→ **DOCUMENT PASSAGE**
## BEGIN
The Garden of Ninfa is a landscape garden in the territory of Cisterna di Latina, in the province of Latina, central Italy. The park has an area of 105 hectares (260 acres), and is an Italian natural monument.[1] The landscape garden within the park comprises 8 hectares (20 acres) and contains medieval ruins, several oaks, cypresses and poplars, grassy meadows, a wide range of exotic plants from various parts of the world, numerous watercourses and a large variety of rambling roses growing over the stone walls of the ruins. The site is run by the Italian foundation Fondazione Roffredo Caetani. It is open to the public at set times from April to November. Nearby towns include Norma and Sermoneta. Ninfa has been described as "the most romantic garden in the world".

History[edit]

View from the lake
View of the park
Church of Santa Maria Maggiore: ruins with traces of frescoes
The river Ninfa

The garden includes the ruins of the ancient settlement of Ninfa, whose name seems to derive from a classical era nymphaeum, a temple dedicated to nymphs, located on an island in the small lake; nymphs were believed to dwell in mountains and groves, by springs and rivers, and also in trees and in valleys and cool grottoes.[2] According to Charles Quest-Ritson's book Ninfa: The Most Romantic Garden in the World, the Gardens of Ninfa's first documented evidence is from Pliny the Younger, who described a temple on the premises dedicated to water nymphs.[3]

The village already existed in the Roman era as a small village in an agricultural area.[4] It was perhaps founded by the Volscians at the feet of the Monti Lepini. In the Middle Ages it was a rich town on the Appian Way. In 1159, Pope Alexander III was crowned there. In 1171 the Holy Roman Emperor Frederick Barbarossa sacked and burned it, after the Pope, his enemy, had taken refuge in the town.[5]

During the Middle Ages Ninfa had more than 150 houses, several churches, mills, bridges, two hospices, a castle and a town hall. The town was encircled by a defensive wall 1,400 metres (1,500 yd) in length with guard towers.[6]

The castle was built in the 12th century, located near the lake, outside the city walls. Santa Maria Maggiore was the town's primary church[7] and was most likely built from the 10th century and widened in the first half of the 12th century.
## END
→ **DATA EXCERPTS**
## BEGIN
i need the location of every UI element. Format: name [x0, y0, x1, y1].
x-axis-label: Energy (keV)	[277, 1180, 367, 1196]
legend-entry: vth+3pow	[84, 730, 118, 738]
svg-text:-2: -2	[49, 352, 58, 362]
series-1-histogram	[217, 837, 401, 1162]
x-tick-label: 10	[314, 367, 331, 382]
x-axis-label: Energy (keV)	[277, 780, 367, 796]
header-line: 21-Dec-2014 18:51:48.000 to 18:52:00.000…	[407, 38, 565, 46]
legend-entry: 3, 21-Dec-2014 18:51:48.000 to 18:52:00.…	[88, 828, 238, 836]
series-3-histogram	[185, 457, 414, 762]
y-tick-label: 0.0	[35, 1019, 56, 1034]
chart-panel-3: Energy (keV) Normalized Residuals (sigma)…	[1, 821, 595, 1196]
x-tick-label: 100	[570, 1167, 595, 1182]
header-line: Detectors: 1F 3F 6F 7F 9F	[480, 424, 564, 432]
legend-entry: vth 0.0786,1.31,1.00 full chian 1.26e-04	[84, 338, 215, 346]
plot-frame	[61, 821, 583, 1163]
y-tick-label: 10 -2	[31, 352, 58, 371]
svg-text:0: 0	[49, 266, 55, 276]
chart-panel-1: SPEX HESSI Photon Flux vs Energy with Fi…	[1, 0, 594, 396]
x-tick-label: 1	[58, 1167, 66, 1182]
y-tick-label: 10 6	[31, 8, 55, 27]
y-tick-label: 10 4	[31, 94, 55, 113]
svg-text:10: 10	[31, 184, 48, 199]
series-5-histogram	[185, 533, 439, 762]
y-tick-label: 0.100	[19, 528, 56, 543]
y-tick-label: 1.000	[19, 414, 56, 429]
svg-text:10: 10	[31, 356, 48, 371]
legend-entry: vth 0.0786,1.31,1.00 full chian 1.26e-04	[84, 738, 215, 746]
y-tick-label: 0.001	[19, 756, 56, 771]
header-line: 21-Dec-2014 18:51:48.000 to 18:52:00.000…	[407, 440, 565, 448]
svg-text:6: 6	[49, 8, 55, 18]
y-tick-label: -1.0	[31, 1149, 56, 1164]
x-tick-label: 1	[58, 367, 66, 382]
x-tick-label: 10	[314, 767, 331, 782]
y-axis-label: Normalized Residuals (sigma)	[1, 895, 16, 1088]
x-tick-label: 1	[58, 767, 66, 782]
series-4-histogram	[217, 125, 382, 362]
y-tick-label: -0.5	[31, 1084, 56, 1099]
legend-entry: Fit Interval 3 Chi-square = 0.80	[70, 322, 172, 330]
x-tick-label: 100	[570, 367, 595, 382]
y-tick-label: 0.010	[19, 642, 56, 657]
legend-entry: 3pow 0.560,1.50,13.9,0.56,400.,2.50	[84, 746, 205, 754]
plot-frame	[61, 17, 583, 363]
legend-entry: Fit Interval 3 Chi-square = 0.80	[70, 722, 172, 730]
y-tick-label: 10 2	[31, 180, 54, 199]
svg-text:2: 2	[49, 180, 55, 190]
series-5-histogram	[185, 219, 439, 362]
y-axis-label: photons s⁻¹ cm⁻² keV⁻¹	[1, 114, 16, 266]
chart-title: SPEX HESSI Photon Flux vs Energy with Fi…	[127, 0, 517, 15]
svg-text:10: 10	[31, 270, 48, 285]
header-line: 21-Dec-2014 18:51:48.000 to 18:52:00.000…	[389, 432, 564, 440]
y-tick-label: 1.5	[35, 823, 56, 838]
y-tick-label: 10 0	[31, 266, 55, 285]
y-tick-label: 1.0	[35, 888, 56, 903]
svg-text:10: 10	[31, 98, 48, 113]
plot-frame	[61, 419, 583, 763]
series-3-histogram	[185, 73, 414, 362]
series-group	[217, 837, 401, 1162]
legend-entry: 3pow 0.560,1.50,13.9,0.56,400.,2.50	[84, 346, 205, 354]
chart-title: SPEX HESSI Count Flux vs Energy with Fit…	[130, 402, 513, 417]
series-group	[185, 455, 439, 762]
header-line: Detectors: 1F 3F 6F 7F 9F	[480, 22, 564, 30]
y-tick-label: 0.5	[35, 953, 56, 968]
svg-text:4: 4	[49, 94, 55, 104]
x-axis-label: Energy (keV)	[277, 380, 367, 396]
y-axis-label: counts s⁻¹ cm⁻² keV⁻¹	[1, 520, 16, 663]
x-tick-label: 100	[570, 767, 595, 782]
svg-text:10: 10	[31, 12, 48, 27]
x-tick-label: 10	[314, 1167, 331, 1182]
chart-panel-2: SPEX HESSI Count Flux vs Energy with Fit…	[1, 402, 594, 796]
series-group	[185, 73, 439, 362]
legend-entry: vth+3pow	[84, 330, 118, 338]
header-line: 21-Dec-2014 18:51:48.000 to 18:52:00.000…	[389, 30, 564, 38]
## END
→ **GOALS**
1. Decide whether each statement agrees with the Garden of Ninfa text, answering yes or no and quoting the deciding words: (a) the landscape garden within the park covers 105 hectares; (b) Pope Alexander III was crowned at Ninfa in 1159; (c) the castle stood inside the city walls.
2. In the Garden of Ninfa text, list every structure named in the sentence beginning "During the Middle Ages Ninfa had".
3. From the Garden of Ninfa text, retype the passage that opens with the words containing "The village already" and closes with "the 12th century.".
The items come from a separate source.

→ **ANSWERS TO EACH TASK**
1.
(a) No: "The landscape garden within the park comprises 8 hectares (20 acres)"
(b) Yes: "In 1159, Pope Alexander III was crowned there."
(c) No: "located near the lake, outside the city walls"

2.
- more than 150 houses
- several churches
- mills
- bridges
- two hospices
- a castle
- a town hall

3.
The village already existed in the Roman era as a small village in an agricultural area.[4] It was perhaps founded by the Volscians at the feet of the Monti Lepini. In the Middle Ages it was a rich town on the Appian Way. In 1159, Pope Alexander III was crowned there. In 1171 the Holy Roman Emperor Frederick Barbarossa sacked and burned it, after the Pope, his enemy, had taken refuge in the town.[5]

During the Middle Ages Ninfa had more than 150 houses, several churches, mills, bridges, two hospices, a castle and a town hall. The town was encircled by a defensive wall 1,400 metres (1,500 yd) in length with guard towers.[6]

The castle was built in the 12th century, located near the lake, outside the city walls. Santa Maria Maggiore was the town's primary church[7] and was most likely built from the 10th century and widened in the first half of the 12th century.